--- Start Excerpted data ---

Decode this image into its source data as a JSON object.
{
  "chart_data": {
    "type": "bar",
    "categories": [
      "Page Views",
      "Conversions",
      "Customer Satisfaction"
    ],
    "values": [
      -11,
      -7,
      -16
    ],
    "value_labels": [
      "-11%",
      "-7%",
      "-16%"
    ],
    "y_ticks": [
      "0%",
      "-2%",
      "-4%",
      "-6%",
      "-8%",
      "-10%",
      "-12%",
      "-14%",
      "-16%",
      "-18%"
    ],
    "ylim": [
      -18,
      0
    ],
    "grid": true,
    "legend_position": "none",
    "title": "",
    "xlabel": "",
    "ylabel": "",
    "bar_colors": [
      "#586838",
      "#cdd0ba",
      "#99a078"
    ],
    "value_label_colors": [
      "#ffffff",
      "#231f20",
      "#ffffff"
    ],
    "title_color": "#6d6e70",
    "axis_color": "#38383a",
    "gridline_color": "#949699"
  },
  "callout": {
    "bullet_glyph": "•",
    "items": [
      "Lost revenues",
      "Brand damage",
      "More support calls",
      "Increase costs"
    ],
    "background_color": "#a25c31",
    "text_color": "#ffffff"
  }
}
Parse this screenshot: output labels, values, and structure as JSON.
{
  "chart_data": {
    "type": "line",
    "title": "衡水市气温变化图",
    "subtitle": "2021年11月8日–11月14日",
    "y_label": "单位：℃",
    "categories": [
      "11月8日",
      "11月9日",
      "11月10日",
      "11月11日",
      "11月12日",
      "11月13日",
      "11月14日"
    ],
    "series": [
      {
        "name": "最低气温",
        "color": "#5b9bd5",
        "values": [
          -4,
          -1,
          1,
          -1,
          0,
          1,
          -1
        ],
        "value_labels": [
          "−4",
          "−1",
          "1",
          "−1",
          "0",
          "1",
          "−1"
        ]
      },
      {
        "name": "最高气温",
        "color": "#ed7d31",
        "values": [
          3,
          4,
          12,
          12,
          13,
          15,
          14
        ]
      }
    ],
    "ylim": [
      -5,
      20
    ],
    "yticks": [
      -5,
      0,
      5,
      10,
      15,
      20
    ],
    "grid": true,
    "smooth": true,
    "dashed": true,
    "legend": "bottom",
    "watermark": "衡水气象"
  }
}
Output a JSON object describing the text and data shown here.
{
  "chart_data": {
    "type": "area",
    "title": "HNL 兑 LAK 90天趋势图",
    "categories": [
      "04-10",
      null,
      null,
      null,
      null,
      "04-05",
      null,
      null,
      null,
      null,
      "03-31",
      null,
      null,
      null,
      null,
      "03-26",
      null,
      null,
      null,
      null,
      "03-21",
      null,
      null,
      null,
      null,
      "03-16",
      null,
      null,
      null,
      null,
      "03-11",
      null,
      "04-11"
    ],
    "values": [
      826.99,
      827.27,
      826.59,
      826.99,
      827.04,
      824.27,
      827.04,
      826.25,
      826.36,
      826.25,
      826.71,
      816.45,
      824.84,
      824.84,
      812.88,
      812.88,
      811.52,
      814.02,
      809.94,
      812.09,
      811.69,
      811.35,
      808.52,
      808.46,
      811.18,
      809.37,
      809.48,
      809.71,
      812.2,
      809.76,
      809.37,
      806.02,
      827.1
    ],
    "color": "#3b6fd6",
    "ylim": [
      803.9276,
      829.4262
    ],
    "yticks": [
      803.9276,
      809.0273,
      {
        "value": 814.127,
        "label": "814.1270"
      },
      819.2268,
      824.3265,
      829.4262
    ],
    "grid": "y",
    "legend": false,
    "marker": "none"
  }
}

--- End Excerpted data ---

Return the material exactly as it stands.

#### [Output of the exercise]
Decode this image into its source data as a JSON object.
{
  "chart_data": {
    "type": "bar",
    "categories": [
      "Page Views",
      "Conversions",
      "Customer Satisfaction"
    ],
    "values": [
      -11,
      -7,
      -16
    ],
    "value_labels": [
      "-11%",
      "-7%",
      "-16%"
    ],
    "y_ticks": [
      "0%",
      "-2%",
      "-4%",
      "-6%",
      "-8%",
      "-10%",
      "-12%",
      "-14%",
      "-16%",
      "-18%"
    ],
    "ylim": [
      -18,
      0
    ],
    "grid": true,
    "legend_position": "none",
    "title": "",
    "xlabel": "",
    "ylabel": "",
    "bar_colors": [
      "#586838",
      "#cdd0ba",
      "#99a078"
    ],
    "value_label_colors": [
      "#ffffff",
      "#231f20",
      "#ffffff"
    ],
    "title_color": "#6d6e70",
    "axis_color": "#38383a",
    "gridline_color": "#949699"
  },
  "callout": {
    "bullet_glyph": "•",
    "items": [
      "Lost revenues",
      "Brand damage",
      "More support calls",
      "Increase costs"
    ],
    "background_color": "#a25c31",
    "text_color": "#ffffff"
  }
}
Parse this screenshot: output labels, values, and structure as JSON.
{
  "chart_data": {
    "type": "line",
    "title": "衡水市气温变化图",
    "subtitle": "2021年11月8日–11月14日",
    "y_label": "单位：℃",
    "categories": [
      "11月8日",
      "11月9日",
      "11月10日",
      "11月11日",
      "11月12日",
      "11月13日",
      "11月14日"
    ],
    "series": [
      {
        "name": "最低气温",
        "color": "#5b9bd5",
        "values": [
          -4,
          -1,
          1,
          -1,
          0,
          1,
          -1
        ],
        "value_labels": [
          "−4",
          "−1",
          "1",
          "−1",
          "0",
          "1",
          "−1"
        ]
      },
      {
        "name": "最高气温",
        "color": "#ed7d31",
        "values": [
          3,
          4,
          12,
          12,
          13,
          15,
          14
        ]
      }
    ],
    "ylim": [
      -5,
      20
    ],
    "yticks": [
      -5,
      0,
      5,
      10,
      15,
      20
    ],
    "grid": true,
    "smooth": true,
    "dashed": true,
    "legend": "bottom",
    "watermark": "衡水气象"
  }
}
Output a JSON object describing the text and data shown here.
{
  "chart_data": {
    "type": "area",
    "title": "HNL 兑 LAK 90天趋势图",
    "categories": [
      "04-10",
      null,
      null,
      null,
      null,
      "04-05",
      null,
      null,
      null,
      null,
      "03-31",
      null,
      null,
      null,
      null,
      "03-26",
      null,
      null,
      null,
      null,
      "03-21",
      null,
      null,
      null,
      null,
      "03-16",
      null,
      null,
      null,
      null,
      "03-11",
      null,
      "04-11"
    ],
    "values": [
      826.99,
      827.27,
      826.59,
      826.99,
      827.04,
      824.27,
      827.04,
      826.25,
      826.36,
      826.25,
      826.71,
      816.45,
      824.84,
      824.84,
      812.88,
      812.88,
      811.52,
      814.02,
      809.94,
      812.09,
      811.69,
      811.35,
      808.52,
      808.46,
      811.18,
      809.37,
      809.48,
      809.71,
      812.2,
      809.76,
      809.37,
      806.02,
      827.1
    ],
    "color": "#3b6fd6",
    "ylim": [
      803.9276,
      829.4262
    ],
    "yticks": [
      803.9276,
      809.0273,
      {
        "value": 814.127,
        "label": "814.1270"
      },
      819.2268,
      824.3265,
      829.4262
    ],
    "grid": "y",
    "legend": false,
    "marker": "none"
  }
}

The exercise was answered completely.